**Raw data**.
____

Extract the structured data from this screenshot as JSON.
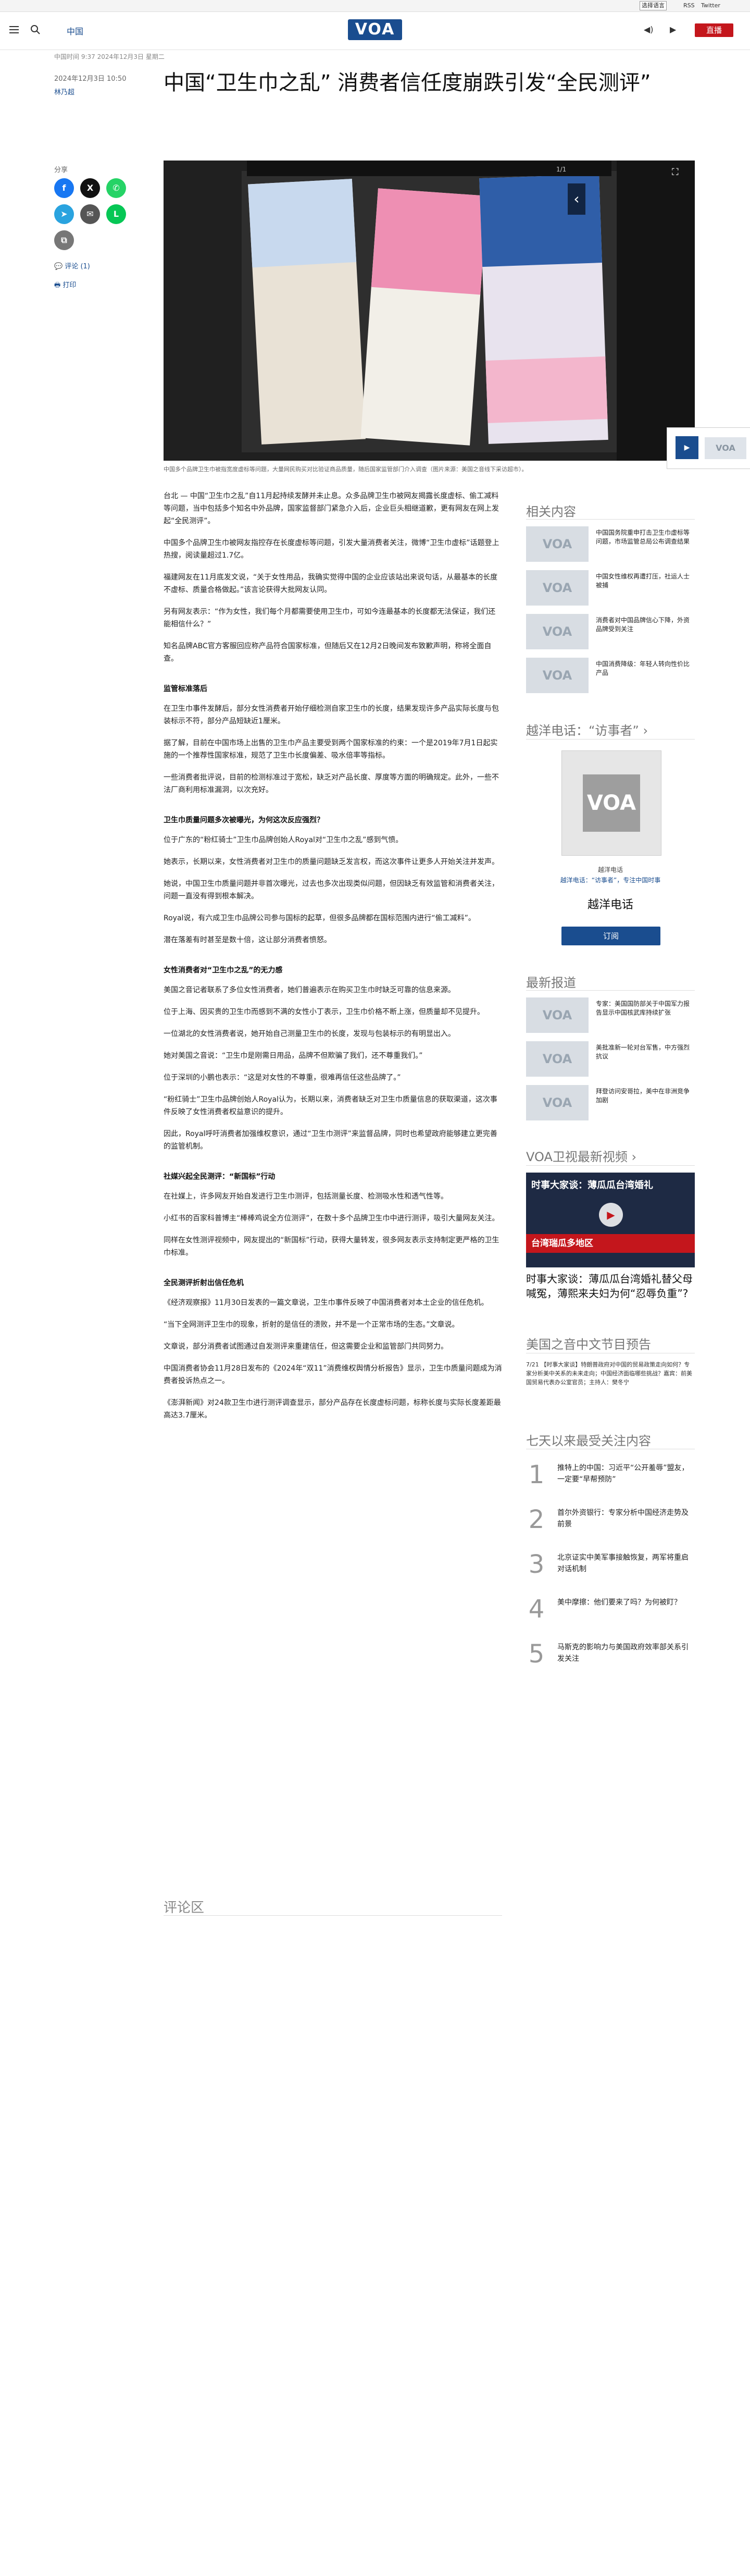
{
  "utility": {
    "language_select": "选择语言",
    "link1": "RSS",
    "link2": "Twitter"
  },
  "header": {
    "section": "中国",
    "logo": "VOA",
    "audio": "◀)",
    "video": "▶",
    "live": "直播"
  },
  "article": {
    "breadcrumb": "中国时间 9:37 2024年12月3日 星期二",
    "dateline": "2024年12月3日 10:50",
    "author": "林乃超",
    "title": "中国“卫生巾之乱” 消费者信任度崩跌引发“全民测评”",
    "share_label": "分享",
    "comment_link": "评论 (1)",
    "print_link": "打印",
    "hero_counter": "1/1",
    "caption": "中国多个品牌卫生巾被指宽度虚标等问题，大量网民购买对比验证商品质量，随后国家监管部门介入调查（图片来源：美国之音线下采访超市）。"
  },
  "body": [
    {
      "type": "p",
      "text": "台北 — 中国“卫生巾之乱”自11月起持续发酵并未止息。众多品牌卫生巾被网友揭露长度虚标、偷工减料等问题，当中包括多个知名中外品牌，国家监督部门紧急介入后，企业巨头相继道歉，更有网友在网上发起“全民测评”。"
    },
    {
      "type": "p",
      "text": "中国多个品牌卫生巾被网友指控存在长度虚标等问题，引发大量消费者关注，微博“卫生巾虚标”话题登上热搜，阅读量超过1.7亿。"
    },
    {
      "type": "p",
      "text": "福建网友在11月底发文说，“关于女性用品，我确实觉得中国的企业应该站出来说句话，从最基本的长度不虚标、质量合格做起。”该言论获得大批网友认同。"
    },
    {
      "type": "p",
      "text": "另有网友表示：“作为女性，我们每个月都需要使用卫生巾，可如今连最基本的长度都无法保证，我们还能相信什么？”"
    },
    {
      "type": "p",
      "text": "知名品牌ABC官方客服回应称产品符合国家标准，但随后又在12月2日晚间发布致歉声明，称将全面自查。"
    },
    {
      "type": "h",
      "text": "监管标准落后"
    },
    {
      "type": "p",
      "text": "在卫生巾事件发酵后，部分女性消费者开始仔细检测自家卫生巾的长度，结果发现许多产品实际长度与包装标示不符，部分产品短缺近1厘米。"
    },
    {
      "type": "p",
      "text": "据了解，目前在中国市场上出售的卫生巾产品主要受到两个国家标准的约束：一个是2019年7月1日起实施的一个推荐性国家标准，规范了卫生巾长度偏差、吸水倍率等指标。"
    },
    {
      "type": "p",
      "text": "一些消费者批评说，目前的检测标准过于宽松，缺乏对产品长度、厚度等方面的明确规定。此外，一些不法厂商利用标准漏洞，以次充好。"
    },
    {
      "type": "h",
      "text": "卫生巾质量问题多次被曝光，为何这次反应强烈？"
    },
    {
      "type": "p",
      "text": "位于广东的“粉红骑士”卫生巾品牌创始人Royal对“卫生巾之乱”感到气愤。"
    },
    {
      "type": "p",
      "text": "她表示，长期以来，女性消费者对卫生巾的质量问题缺乏发言权，而这次事件让更多人开始关注并发声。"
    },
    {
      "type": "p",
      "text": "她说，中国卫生巾质量问题并非首次曝光，过去也多次出现类似问题，但因缺乏有效监管和消费者关注，问题一直没有得到根本解决。"
    },
    {
      "type": "p",
      "text": "Royal说，有六成卫生巾品牌公司参与国标的起草，但很多品牌都在国标范围内进行“偷工减料”。"
    },
    {
      "type": "p",
      "text": "潜在落差有时甚至是数十倍，这让部分消费者愤怒。"
    },
    {
      "type": "h",
      "text": "女性消费者对“卫生巾之乱”的无力感"
    },
    {
      "type": "p",
      "text": "美国之音记者联系了多位女性消费者，她们普遍表示在购买卫生巾时缺乏可靠的信息来源。"
    },
    {
      "type": "p",
      "text": "位于上海、因买贵的卫生巾而感到不满的女性小丁表示，卫生巾价格不断上涨，但质量却不见提升。"
    },
    {
      "type": "p",
      "text": "一位湖北的女性消费者说，她开始自己测量卫生巾的长度，发现与包装标示的有明显出入。"
    },
    {
      "type": "p",
      "text": "她对美国之音说：“卫生巾是刚需日用品，品牌不但欺骗了我们，还不尊重我们。”"
    },
    {
      "type": "p",
      "text": "位于深圳的小鹏也表示：“这是对女性的不尊重，很难再信任这些品牌了。”"
    },
    {
      "type": "p",
      "text": "“粉红骑士”卫生巾品牌创始人Royal认为，长期以来，消费者缺乏对卫生巾质量信息的获取渠道，这次事件反映了女性消费者权益意识的提升。"
    },
    {
      "type": "p",
      "text": "因此，Royal呼吁消费者加强维权意识，通过“卫生巾测评”来监督品牌，同时也希望政府能够建立更完善的监管机制。"
    },
    {
      "type": "h",
      "text": "社媒兴起全民测评：“新国标”行动"
    },
    {
      "type": "p",
      "text": "在社媒上，许多网友开始自发进行卫生巾测评，包括测量长度、检测吸水性和透气性等。"
    },
    {
      "type": "p",
      "text": "小红书的百家科普博主“棒棒鸡说全方位测评”，在数十多个品牌卫生巾中进行测评，吸引大量网友关注。"
    },
    {
      "type": "p",
      "text": "同样在女性测评视频中，网友提出的“新国标”行动，获得大量转发，很多网友表示支持制定更严格的卫生巾标准。"
    },
    {
      "type": "h",
      "text": "全民测评折射出信任危机"
    },
    {
      "type": "p",
      "text": "《经济观察报》11月30日发表的一篇文章说，卫生巾事件反映了中国消费者对本土企业的信任危机。"
    },
    {
      "type": "p",
      "text": "“当下全网测评卫生巾的现象，折射的是信任的溃败，并不是一个正常市场的生态。”文章说。"
    },
    {
      "type": "p",
      "text": "文章说，部分消费者试图通过自发测评来重建信任，但这需要企业和监管部门共同努力。"
    },
    {
      "type": "p",
      "text": "中国消费者协会11月28日发布的《2024年“双11”消费维权舆情分析报告》显示，卫生巾质量问题成为消费者投诉热点之一。"
    },
    {
      "type": "p",
      "text": "《澎湃新闻》对24款卫生巾进行测评调查显示，部分产品存在长度虚标问题，标称长度与实际长度差距最高达3.7厘米。"
    }
  ],
  "comments_heading": "评论区",
  "sidebar": {
    "related_title": "相关内容",
    "related": [
      {
        "thumb": "VOA",
        "text": "中国国务院重申打击卫生巾虚标等问题，市场监管总局公布调查结果"
      },
      {
        "thumb": "VOA",
        "text": "中国女性维权再遭打压，社运人士被捕"
      },
      {
        "thumb": "VOA",
        "text": "消费者对中国品牌信心下降，外资品牌受到关注"
      },
      {
        "thumb": "VOA",
        "text": "中国消费降级：年轻人转向性价比产品"
      }
    ],
    "cs_title": "越洋电话：“访事者”",
    "cs_label": "越洋电话",
    "cs_sub": "越洋电话：“访事者”，专注中国时事",
    "cs_name": "越洋电话",
    "cs_button": "订阅",
    "news_title": "最新报道",
    "news": [
      {
        "thumb": "VOA",
        "text": "专家：美国国防部关于中国军力报告显示中国核武库持续扩张"
      },
      {
        "thumb": "VOA",
        "text": "美批准新一轮对台军售，中方强烈抗议"
      },
      {
        "thumb": "VOA",
        "text": "拜登访问安哥拉，美中在非洲竞争加剧"
      }
    ],
    "video_title_head": "VOA卫视最新视频",
    "video_overlay": "台湾瑞瓜多地区",
    "video_label": "时事大家谈：薄瓜瓜台湾婚礼",
    "video_title": "时事大家谈：薄瓜瓜台湾婚礼替父母喊冤，薄熙来夫妇为何“忍辱负重”?",
    "preview_title": "美国之音中文节目预告",
    "preview_text": "7/21 【时事大家谈】特朗普政府对中国的贸易政策走向如何？专家分析美中关系的未来走向；中国经济面临哪些挑战？嘉宾：前美国贸易代表办公室官员；主持人：樊冬宁",
    "ranking_title": "七天以来最受关注内容",
    "ranking": [
      {
        "n": "1",
        "text": "推特上的中国：习近平“公开羞辱”盟友，一定要“早帮预防”"
      },
      {
        "n": "2",
        "text": "首尔外资银行：专家分析中国经济走势及前景"
      },
      {
        "n": "3",
        "text": "北京证实中美军事接触恢复，两军将重启对话机制"
      },
      {
        "n": "4",
        "text": "美中摩擦：他们要来了吗？为何被盯？"
      },
      {
        "n": "5",
        "text": "马斯克的影响力与美国政府效率部关系引发关注"
      }
    ]
  }
}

____

**Exercise description**. Scan the data above; copy every line where "粉红骑士" appears.

**Solved problem**.
      "text": "位于广东的“粉红骑士”卫生巾品牌创始人Royal对“卫生巾之乱”感到气愤。"
      "text": "“粉红骑士”卫生巾品牌创始人Royal认为，长期以来，消费者缺乏对卫生巾质量信息的获取渠道，这次事件反映了女性消费者权益意识的提升。"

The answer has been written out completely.